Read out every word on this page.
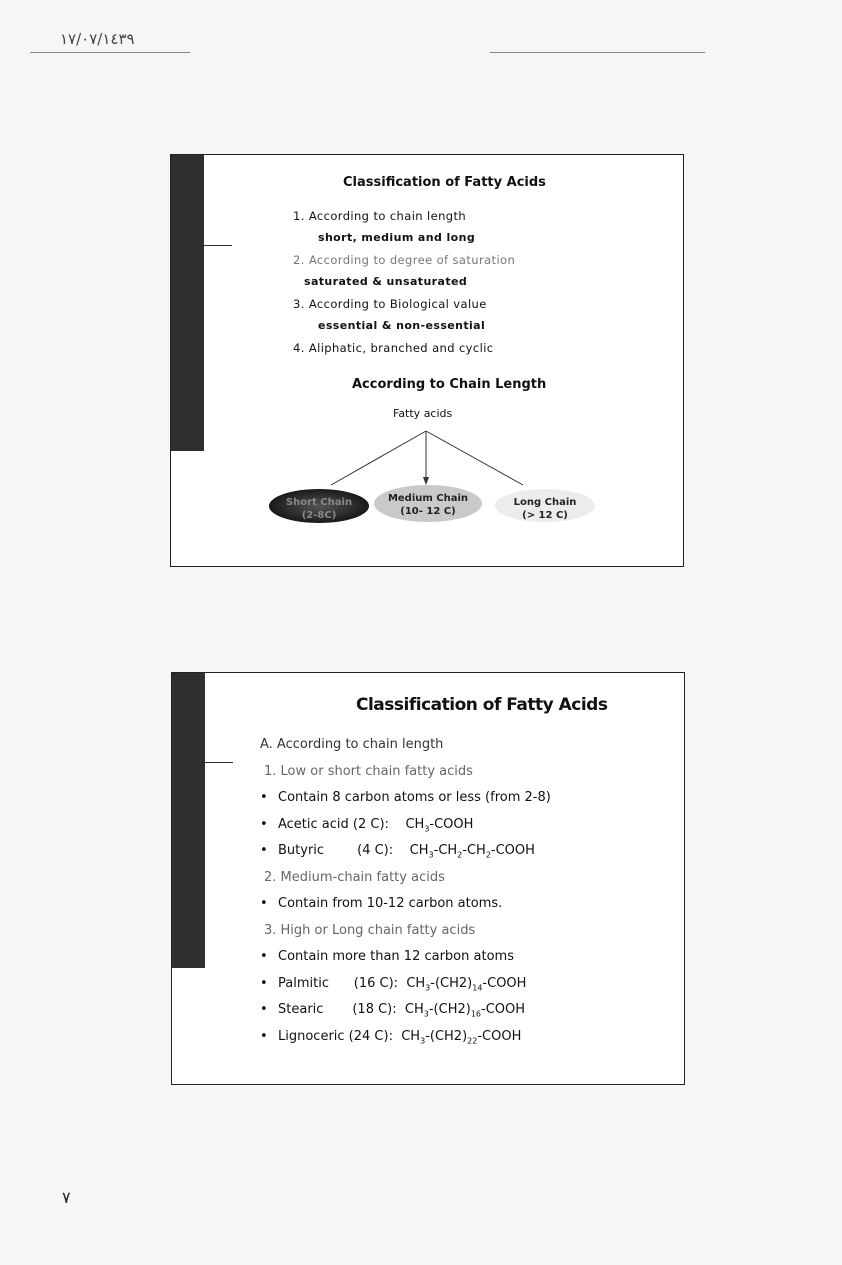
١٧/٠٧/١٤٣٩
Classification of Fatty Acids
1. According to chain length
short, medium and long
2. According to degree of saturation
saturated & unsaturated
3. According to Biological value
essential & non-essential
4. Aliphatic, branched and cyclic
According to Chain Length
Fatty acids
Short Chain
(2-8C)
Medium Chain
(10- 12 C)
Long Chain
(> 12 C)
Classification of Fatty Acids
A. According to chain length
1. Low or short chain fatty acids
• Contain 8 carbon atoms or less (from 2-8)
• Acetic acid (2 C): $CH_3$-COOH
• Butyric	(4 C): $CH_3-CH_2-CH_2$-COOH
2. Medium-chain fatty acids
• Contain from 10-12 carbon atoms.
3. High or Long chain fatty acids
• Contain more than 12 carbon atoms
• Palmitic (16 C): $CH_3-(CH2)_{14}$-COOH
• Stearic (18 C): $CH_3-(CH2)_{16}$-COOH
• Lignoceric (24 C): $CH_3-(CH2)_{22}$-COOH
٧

──────────────────────────────

From the listing above, copy every line that includes the word "According".

▸ SOLUTION BELOW:
1. According to chain length
2. According to degree of saturation
3. According to Biological value
According to Chain Length
A. According to chain length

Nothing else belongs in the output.